● **INSTRUCTION**:
Work through the following lines and count those that hold the word "покрова". Reply with that number only.

● **Records from a data source**:
-*-*-
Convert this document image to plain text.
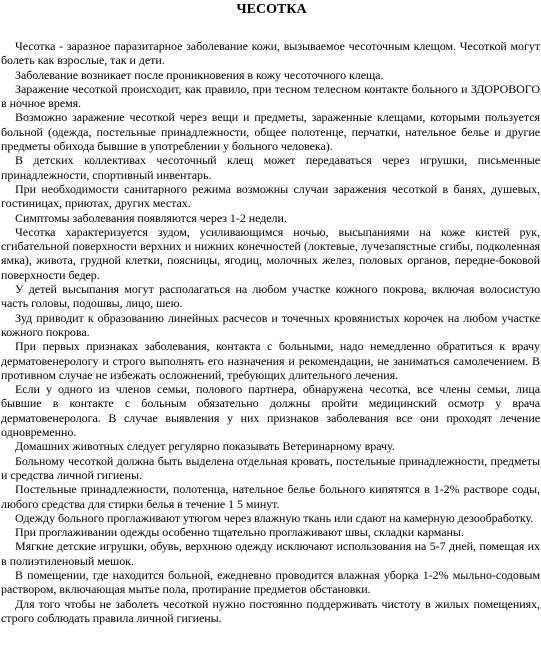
ЧЕСОТКА

Чесотка - заразное паразитарное заболевание кожи, вызываемое чесоточным клещом. Чесоткой могут болеть как взрослые, так и дети.

Заболевание возникает после проникновения в кожу чесоточного клеща.

Заражение чесоткой происходит, как правило, при тесном телесном контакте больного и ЗДОРОВОГО в ночное время.

Возможно заражение чесоткой через вещи и предметы, зараженные клещами, которыми пользуется больной (одежда, постельные принадлежности, общее полотенце, перчатки, нательное белье и другие предметы обихода бывшие в употреблении у больного человека).

В детских коллективах чесоточный клещ может передаваться через игрушки, письменные принадлежности, спортивный инвентарь.

При необходимости санитарного режима возможны случаи заражения чесоткой в банях, душевых, гостиницах, приютах, других местах.

Симптомы заболевания появляются через 1-2 недели.

Чесотка характеризуется зудом, усиливающимся ночью, высыпаниями на коже кистей рук, сгибательной поверхности верхних и нижних конечностей (локтевые, лучезапястные сгибы, подколенная ямка), живота, грудной клетки, поясницы, ягодиц, молочных желез, половых органов, передне-боковой поверхности бедер.

У детей высыпания могут располагаться на любом участке кожного покрова, включая волосистую часть головы, подошвы, лицо, шею.

Зуд приводит к образованию линейных расчесов и точечных кровянистых корочек на любом участке кожного покрова.

При первых признаках заболевания, контакта с больными, надо немедленно обратиться к врачу дерматовенерологу и строго выполнять его назначения и рекомендации, не заниматься самолечением. В противном случае не избежать осложнений, требующих длительного лечения.

Если у одного из членов семьи, полового партнера, обнаружена чесотка, все члены семьи, лица бывшие в контакте с больным обязательно должны пройти медицинский осмотр у врача дерматовенеролога. В случае выявления у них признаков заболевания все они проходят лечение одновременно.

Домашних животных следует регулярно показывать Ветеринарному врачу.

Больному чесоткой должна быть выделена отдельная кровать, постельные принадлежности, предметы и средства личной гигиены.

Постельные принадлежности, полотенца, нательное белье больного кипятятся в 1-2% растворе соды, любого средства для стирки белья в течение 1 5 минут.

Одежду больного проглаживают утюгом через влажную ткань или сдают на камерную дезообработку.

При проглаживании одежды особенно тщательно проглаживают швы, складки карманы.

Мягкие детские игрушки, обувь, верхнюю одежду исключают использования на 5-7 дней, помещая их в полиэтиленовый мешок.

В помещении, где находится больной, ежедневно проводится влажная уборка 1-2% мыльно-содовым раствором, включающая мытье пола, протирание предметов обстановки.

Для того чтобы не заболеть чесоткой нужно постоянно поддерживать чистоту в жилых помещениях, строго соблюдать правила личной гигиены.
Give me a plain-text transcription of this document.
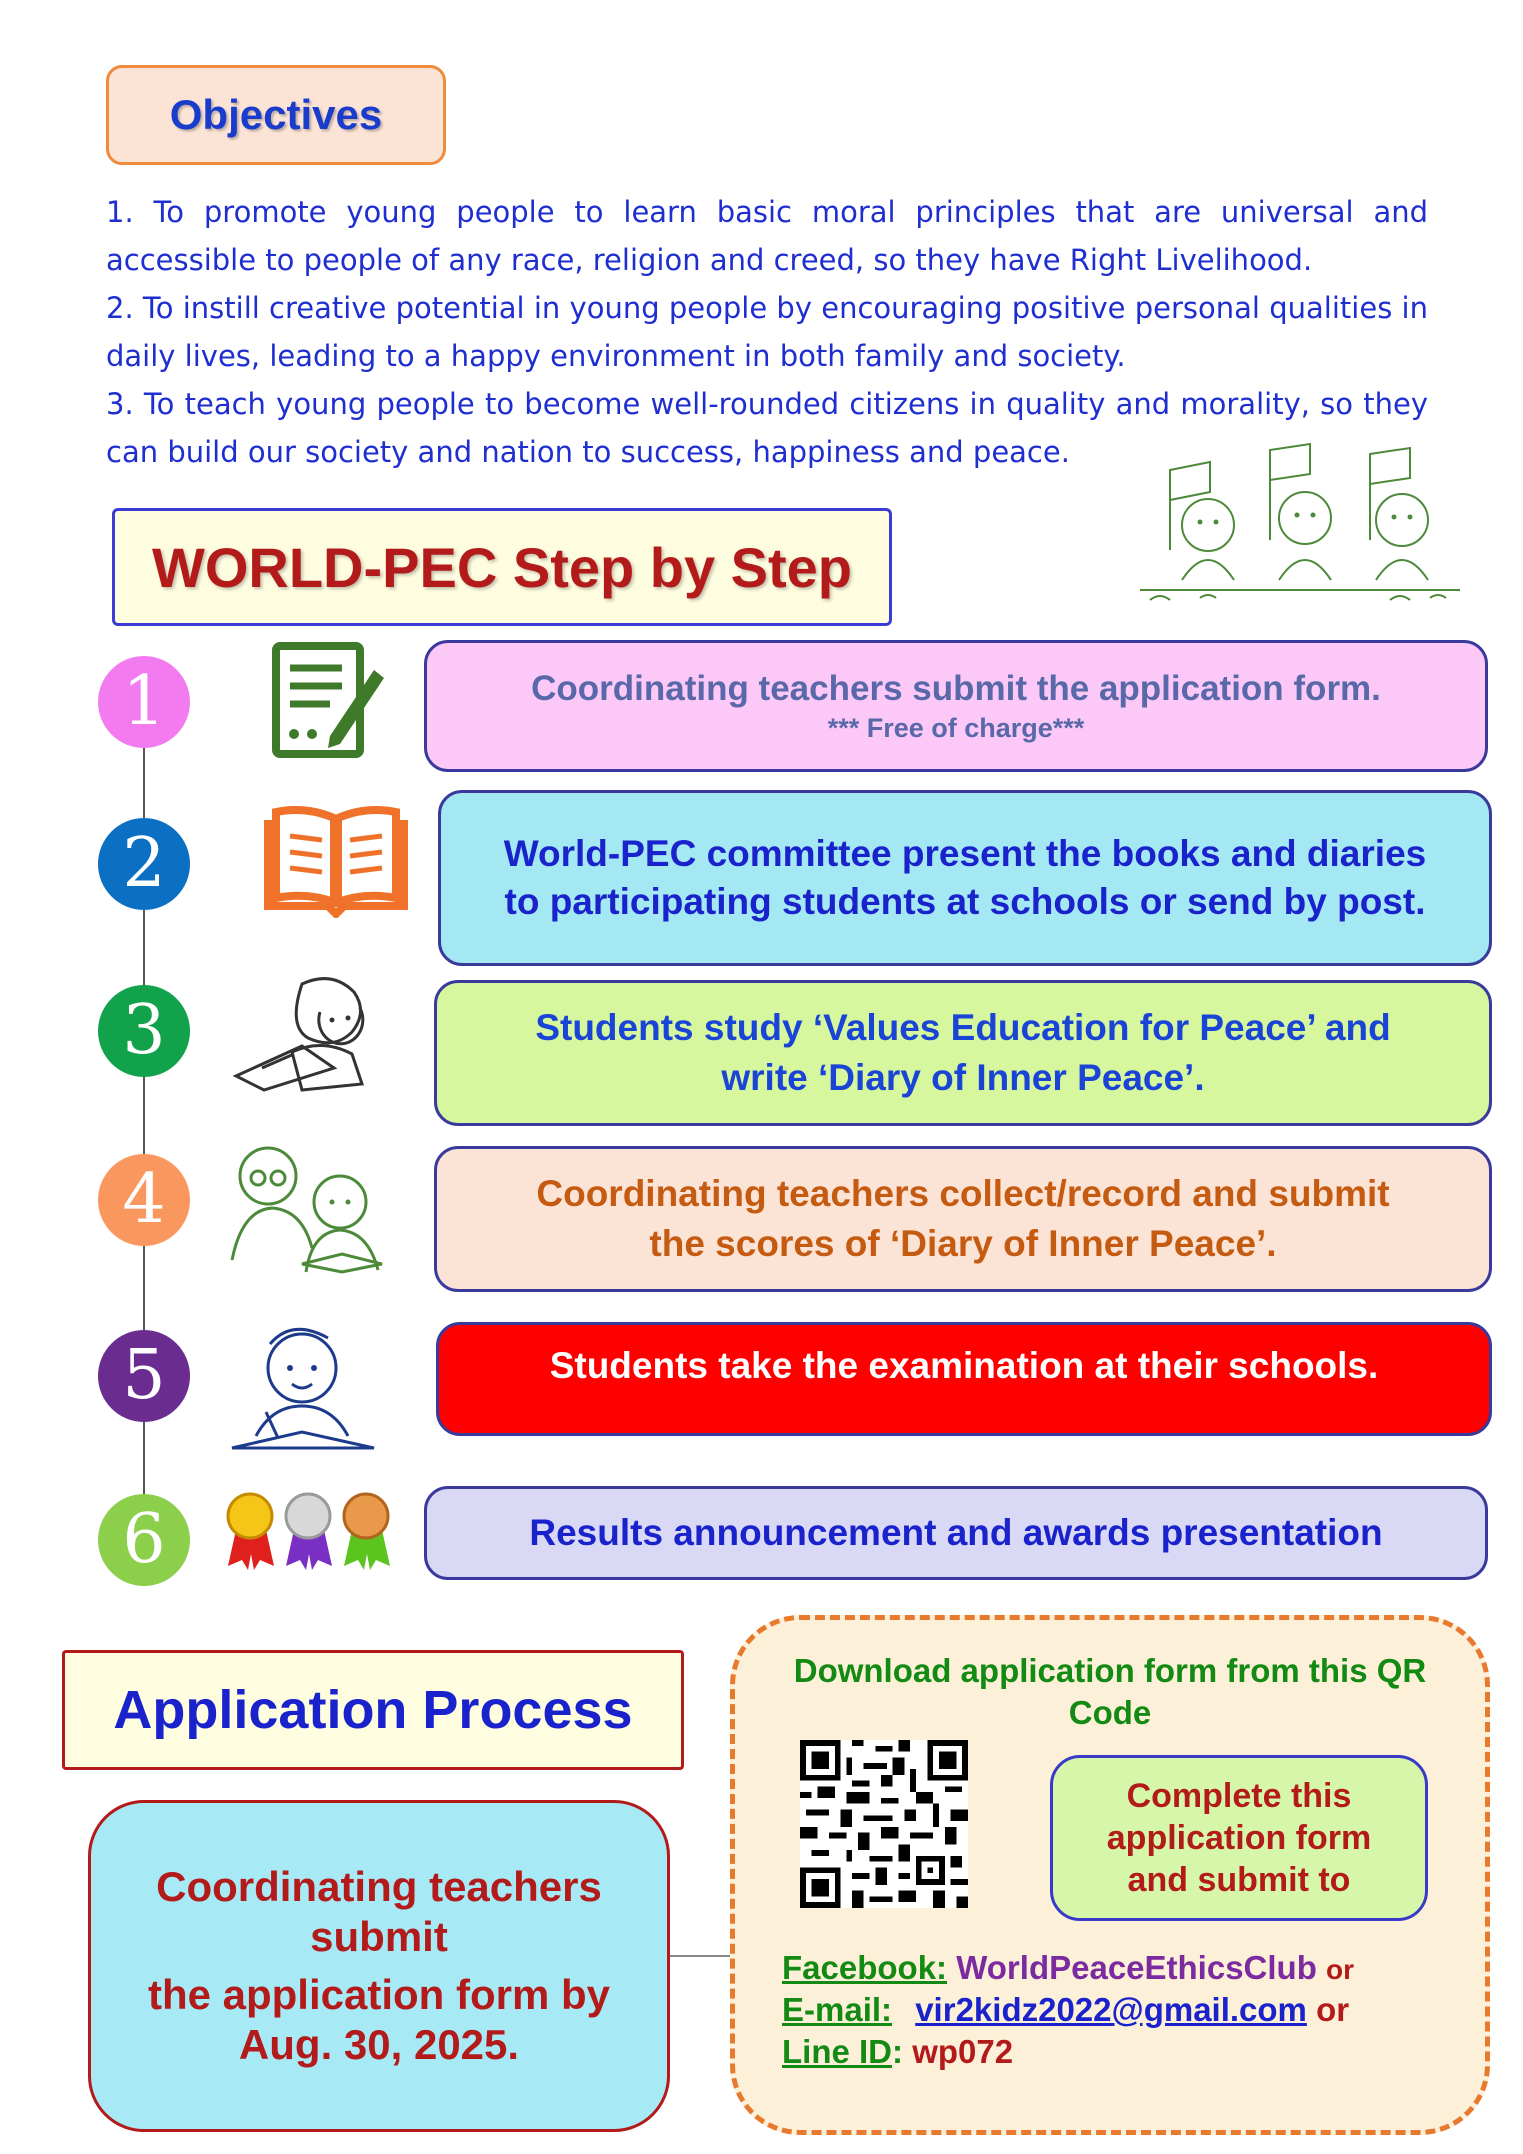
Objectives

1. To promote young people to learn basic moral principles that are universal and accessible to people of any race, religion and creed, so they have Right Livelihood.

2. To instill creative potential in young people by encouraging positive personal qualities in daily lives, leading to a happy environment in both family and society.

3. To teach young people to become well-rounded citizens in quality and morality, so they can build our society and nation to success, happiness and peace.

WORLD-PEC Step by Step
1	Coordinating teachers submit the application form.
*** Free of charge***
2	World-PEC committee present the books and diaries
to participating students at schools or send by post.
3	Students study ‘Values Education for Peace’ and
write ‘Diary of Inner Peace’.
4	Coordinating teachers collect/record and submit
the scores of ‘Diary of Inner Peace’.
5	Students take the examination at their schools.
6	Results announcement and awards presentation
Application Process
Coordinating teachers
submit
the application form by
Aug. 30, 2025.
Download application form from this QR Code
Complete this
application form
and submit to
Facebook: WorldPeaceEthicsClub or
E-mail: vir2kidz2022@gmail.com or
Line ID: wp072
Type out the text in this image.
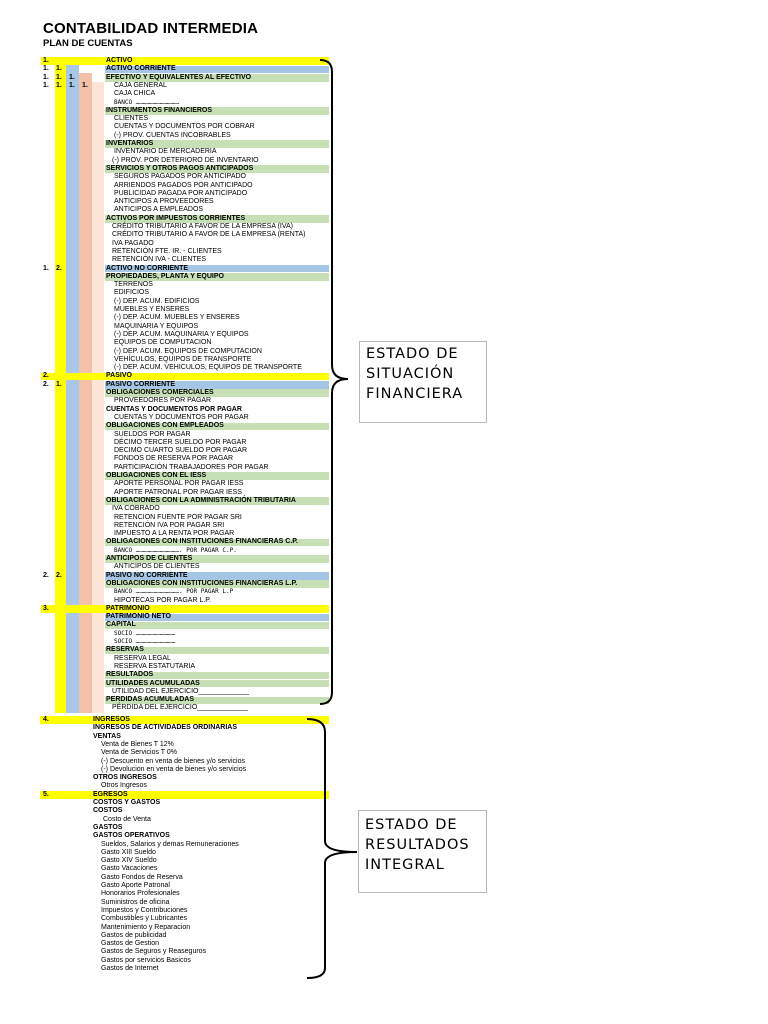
CONTABILIDAD INTERMEDIA
PLAN DE CUENTAS
1.	ACTIVO
1. 1.	ACTIVO CORRIENTE
1. 1. 1.	EFECTIVO Y EQUIVALENTES AL EFECTIVO
1. 1. 1. 1.	CAJA GENERAL
CAJA CHICA
BANCO ………………………………
INSTRUMENTOS FINANCIEROS
CLIENTES
CUENTAS Y DOCUMENTOS POR COBRAR
(-) PROV. CUENTAS INCOBRABLES
INVENTARIOS
INVENTARIO DE MERCADERIA
(-) PROV. POR DETERIORO DE INVENTARIO
SERVICIOS Y OTROS PAGOS ANTICIPADOS
SEGUROS PAGADOS POR ANTICIPADO
ARRIENDOS PAGADOS POR ANTICIPADO
PUBLICIDAD PAGADA POR ANTICIPADO
ANTICIPOS A PROVEEDORES
ANTICIPOS A EMPLEADOS
ACTIVOS POR IMPUESTOS CORRIENTES
CRÉDITO TRIBUTARIO A FAVOR DE LA EMPRESA (IVA)
CRÉDITO TRIBUTARIO A FAVOR DE LA EMPRESA (RENTA)
IVA PAGADO
RETENCIÓN FTE. IR. - CLIENTES
RETENCIÓN IVA - CLIENTES
1. 2.	ACTIVO NO CORRIENTE
PROPIEDADES, PLANTA Y EQUIPO
TERRENOS
EDIFICIOS
(-) DEP. ACUM. EDIFICIOS
MUEBLES Y ENSERES
(-) DEP. ACUM. MUEBLES Y ENSERES
MAQUINARIA Y EQUIPOS
(-) DEP. ACUM. MAQUINARIA Y EQUIPOS
EQUIPOS DE COMPUTACION
(-) DEP. ACUM. EQUIPOS DE COMPUTACION
VEHÍCULOS, EQUIPOS DE TRANSPORTE
(-) DEP. ACUM. VEHICULOS, EQUIPOS DE TRANSPORTE
2.	PASIVO
2. 1.	PASIVO CORRIENTE
OBLIGACIONES COMERCIALES
PROVEEDORES POR PAGAR
CUENTAS Y DOCUMENTOS POR PAGAR
CUENTAS Y DOCUMENTOS POR PAGAR
OBLIGACIONES CON EMPLEADOS
SUELDOS POR PAGAR
DÉCIMO TERCER SUELDO POR PAGAR
DECIMO CUARTO SUELDO POR PAGAR
FONDOS DE RESERVA POR PAGAR
PARTICIPACIÓN TRABAJADORES POR PAGAR
OBLIGACIONES CON EL IESS
APORTE PERSONAL POR PAGAR IESS
APORTE PATRONAL POR PAGAR IESS
OBLIGACIONES CON LA ADMINISTRACIÓN TRIBUTARIA
IVA COBRADO
RETENCION FUENTE POR PAGAR SRI
RETENCIÓN IVA POR PAGAR SRI
IMPUESTO A LA RENTA POR PAGAR
OBLIGACIONES CON INSTITUCIONES FINANCIERAS C.P.
BANCO ………………………………. POR PAGAR C.P.
ANTICIPOS DE CLIENTES
ANTICIPOS DE CLIENTES
2. 2.	PASIVO NO CORRIENTE
OBLIGACIONES CON INSTITUCIONES FINANCIERAS L.P.
BANCO ………………………………. POR PAGAR L.P
HIPOTECAS POR PAGAR L.P.
3.	PATRIMONIO
PATRIMONIO NETO
CAPITAL
SOCIO ……………………………
SOCIO ……………………………
RESERVAS
RESERVA LEGAL
RESERVA ESTATUTARIA
RESULTADOS
UTILIDADES ACUMULADAS
UTILIDAD DEL EJERCICIO_____________
PERDIDAS ACUMULADAS
PÉRDIDA DEL EJERCICIO_____________
4.	INGRESOS
INGRESOS DE ACTIVIDADES ORDINARIAS
VENTAS
Venta de Bienes T 12%
Venta de Servicios T 0%
(-) Descuento en venta de bienes y/o servicios
(-) Devolucion en venta de bienes y/o servicios
OTROS INGRESOS
Otros Ingresos
5.	EGRESOS
COSTOS Y GASTOS
COSTOS
Costo de Venta
GASTOS
GASTOS OPERATIVOS
Sueldos, Salarios y demas Remuneraciones
Gasto XIII Sueldo
Gasto XIV Sueldo
Gasto Vacaciones
Gasto Fondos de Reserva
Gasto Aporte Patronal
Honorarios Profesionales
Suministros de oficina
Impuestos y Contribuciones
Combustibles y Lubricantes
Mantenimiento y Reparacion
Gastos de publicidad
Gastos de Gestion
Gastos de Seguros y Reaseguros
Gastos por servicios Basicos
Gastos de Internet
ESTADO DE
SITUACIÓN
FINANCIERA
ESTADO DE
RESULTADOS
INTEGRAL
-*-*-
● **SOLUTION TO THIS EXERCISE**:
2